> [Short problem]: The records below are to be copied word for word, with every picture left out.
===
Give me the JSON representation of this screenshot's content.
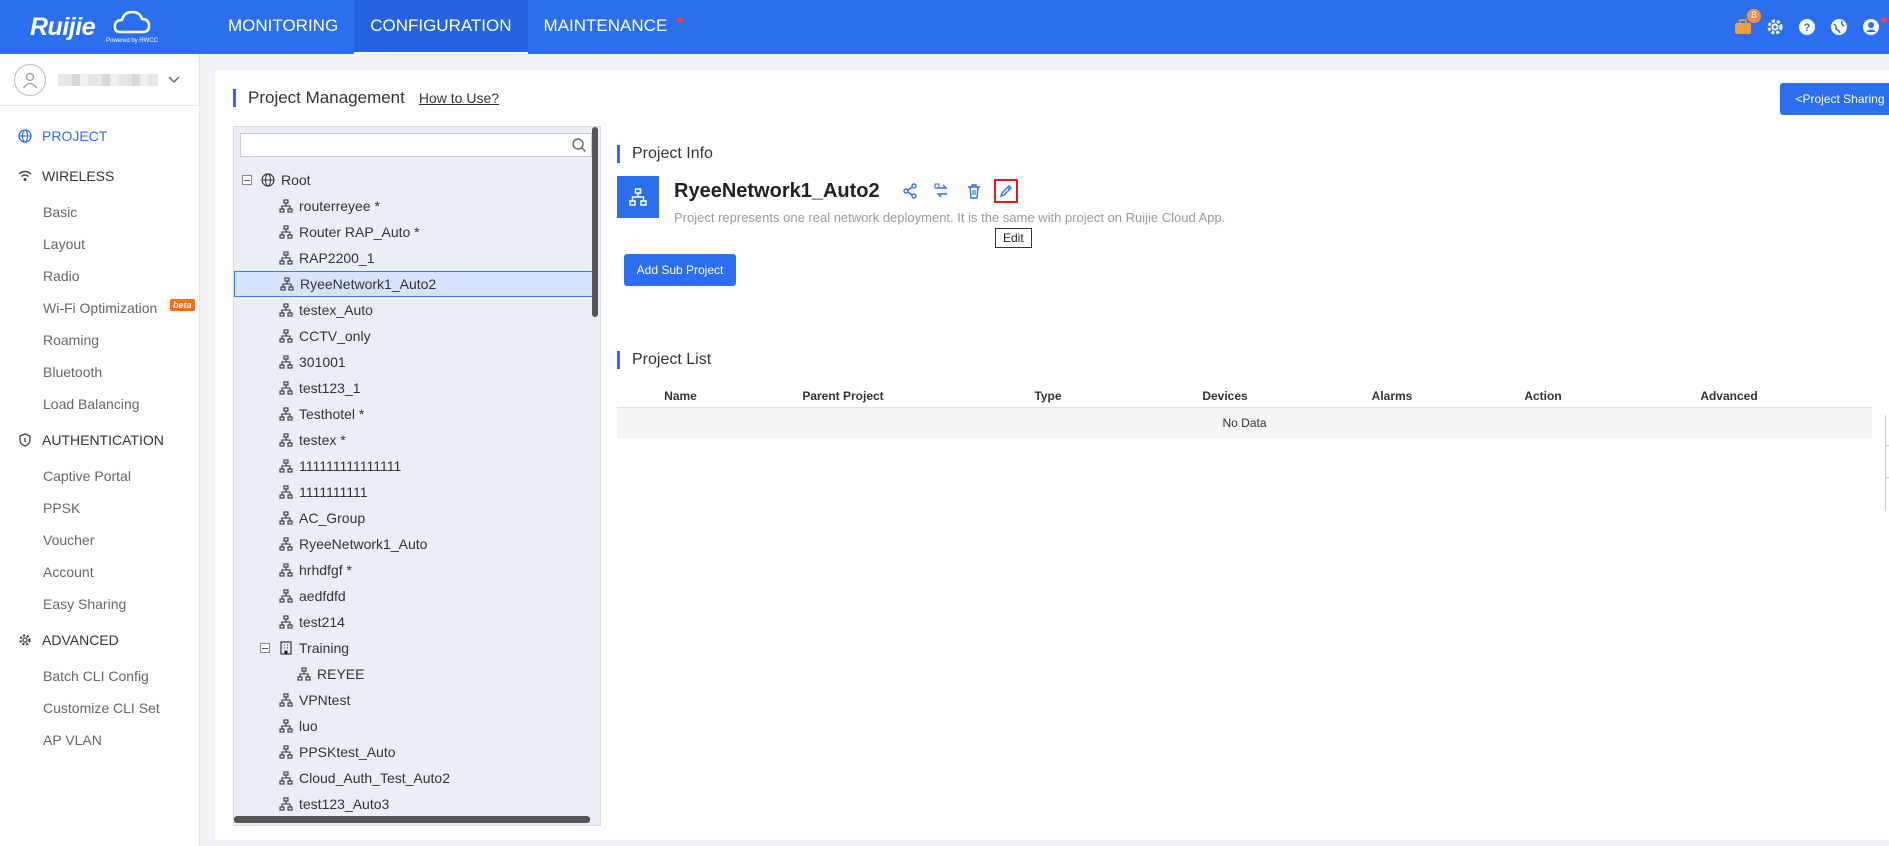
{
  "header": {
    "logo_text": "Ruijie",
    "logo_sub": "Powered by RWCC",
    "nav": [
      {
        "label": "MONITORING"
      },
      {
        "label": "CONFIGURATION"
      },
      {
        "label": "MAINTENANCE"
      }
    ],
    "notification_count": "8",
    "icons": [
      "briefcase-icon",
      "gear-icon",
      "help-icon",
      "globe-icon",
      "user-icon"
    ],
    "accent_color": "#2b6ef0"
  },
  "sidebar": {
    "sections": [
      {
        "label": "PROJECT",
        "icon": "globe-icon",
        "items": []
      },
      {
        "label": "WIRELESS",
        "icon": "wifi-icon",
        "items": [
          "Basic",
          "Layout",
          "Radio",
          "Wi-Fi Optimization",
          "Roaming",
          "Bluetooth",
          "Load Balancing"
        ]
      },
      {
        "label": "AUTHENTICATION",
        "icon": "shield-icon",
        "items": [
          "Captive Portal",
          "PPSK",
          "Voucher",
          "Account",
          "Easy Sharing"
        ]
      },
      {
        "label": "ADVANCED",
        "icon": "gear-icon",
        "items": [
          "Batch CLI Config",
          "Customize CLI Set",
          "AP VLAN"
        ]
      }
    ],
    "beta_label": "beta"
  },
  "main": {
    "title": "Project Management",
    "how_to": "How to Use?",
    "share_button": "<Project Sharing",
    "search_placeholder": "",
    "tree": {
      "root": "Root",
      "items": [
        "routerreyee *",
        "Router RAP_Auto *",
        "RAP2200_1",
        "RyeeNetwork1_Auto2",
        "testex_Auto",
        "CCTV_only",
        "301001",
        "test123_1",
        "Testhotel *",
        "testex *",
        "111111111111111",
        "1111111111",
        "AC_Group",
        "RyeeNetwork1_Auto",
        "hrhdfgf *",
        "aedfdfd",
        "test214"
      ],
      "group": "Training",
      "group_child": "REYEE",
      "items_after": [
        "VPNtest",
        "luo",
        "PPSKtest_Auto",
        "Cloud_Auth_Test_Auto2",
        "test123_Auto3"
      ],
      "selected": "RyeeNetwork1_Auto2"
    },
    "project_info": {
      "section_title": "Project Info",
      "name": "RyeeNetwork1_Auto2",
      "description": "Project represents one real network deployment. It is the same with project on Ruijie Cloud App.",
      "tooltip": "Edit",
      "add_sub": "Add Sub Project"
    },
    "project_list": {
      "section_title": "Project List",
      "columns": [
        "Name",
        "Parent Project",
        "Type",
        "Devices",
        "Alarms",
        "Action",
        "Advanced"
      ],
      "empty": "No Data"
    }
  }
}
===
> [Correct result]:
Give me the JSON representation of this screenshot's content.
{
  "header": {
    "logo_text": "Ruijie",
    "logo_sub": "Powered by RWCC",
    "nav": [
      {
        "label": "MONITORING"
      },
      {
        "label": "CONFIGURATION"
      },
      {
        "label": "MAINTENANCE"
      }
    ],
    "notification_count": "8",
    "icons": [
      "briefcase-icon",
      "gear-icon",
      "help-icon",
      "globe-icon",
      "user-icon"
    ],
    "accent_color": "#2b6ef0"
  },
  "sidebar": {
    "sections": [
      {
        "label": "PROJECT",
        "icon": "globe-icon",
        "items": []
      },
      {
        "label": "WIRELESS",
        "icon": "wifi-icon",
        "items": [
          "Basic",
          "Layout",
          "Radio",
          "Wi-Fi Optimization",
          "Roaming",
          "Bluetooth",
          "Load Balancing"
        ]
      },
      {
        "label": "AUTHENTICATION",
        "icon": "shield-icon",
        "items": [
          "Captive Portal",
          "PPSK",
          "Voucher",
          "Account",
          "Easy Sharing"
        ]
      },
      {
        "label": "ADVANCED",
        "icon": "gear-icon",
        "items": [
          "Batch CLI Config",
          "Customize CLI Set",
          "AP VLAN"
        ]
      }
    ],
    "beta_label": "beta"
  },
  "main": {
    "title": "Project Management",
    "how_to": "How to Use?",
    "share_button": "<Project Sharing",
    "search_placeholder": "",
    "tree": {
      "root": "Root",
      "items": [
        "routerreyee *",
        "Router RAP_Auto *",
        "RAP2200_1",
        "RyeeNetwork1_Auto2",
        "testex_Auto",
        "CCTV_only",
        "301001",
        "test123_1",
        "Testhotel *",
        "testex *",
        "111111111111111",
        "1111111111",
        "AC_Group",
        "RyeeNetwork1_Auto",
        "hrhdfgf *",
        "aedfdfd",
        "test214"
      ],
      "group": "Training",
      "group_child": "REYEE",
      "items_after": [
        "VPNtest",
        "luo",
        "PPSKtest_Auto",
        "Cloud_Auth_Test_Auto2",
        "test123_Auto3"
      ],
      "selected": "RyeeNetwork1_Auto2"
    },
    "project_info": {
      "section_title": "Project Info",
      "name": "RyeeNetwork1_Auto2",
      "description": "Project represents one real network deployment. It is the same with project on Ruijie Cloud App.",
      "tooltip": "Edit",
      "add_sub": "Add Sub Project"
    },
    "project_list": {
      "section_title": "Project List",
      "columns": [
        "Name",
        "Parent Project",
        "Type",
        "Devices",
        "Alarms",
        "Action",
        "Advanced"
      ],
      "empty": "No Data"
    }
  }
}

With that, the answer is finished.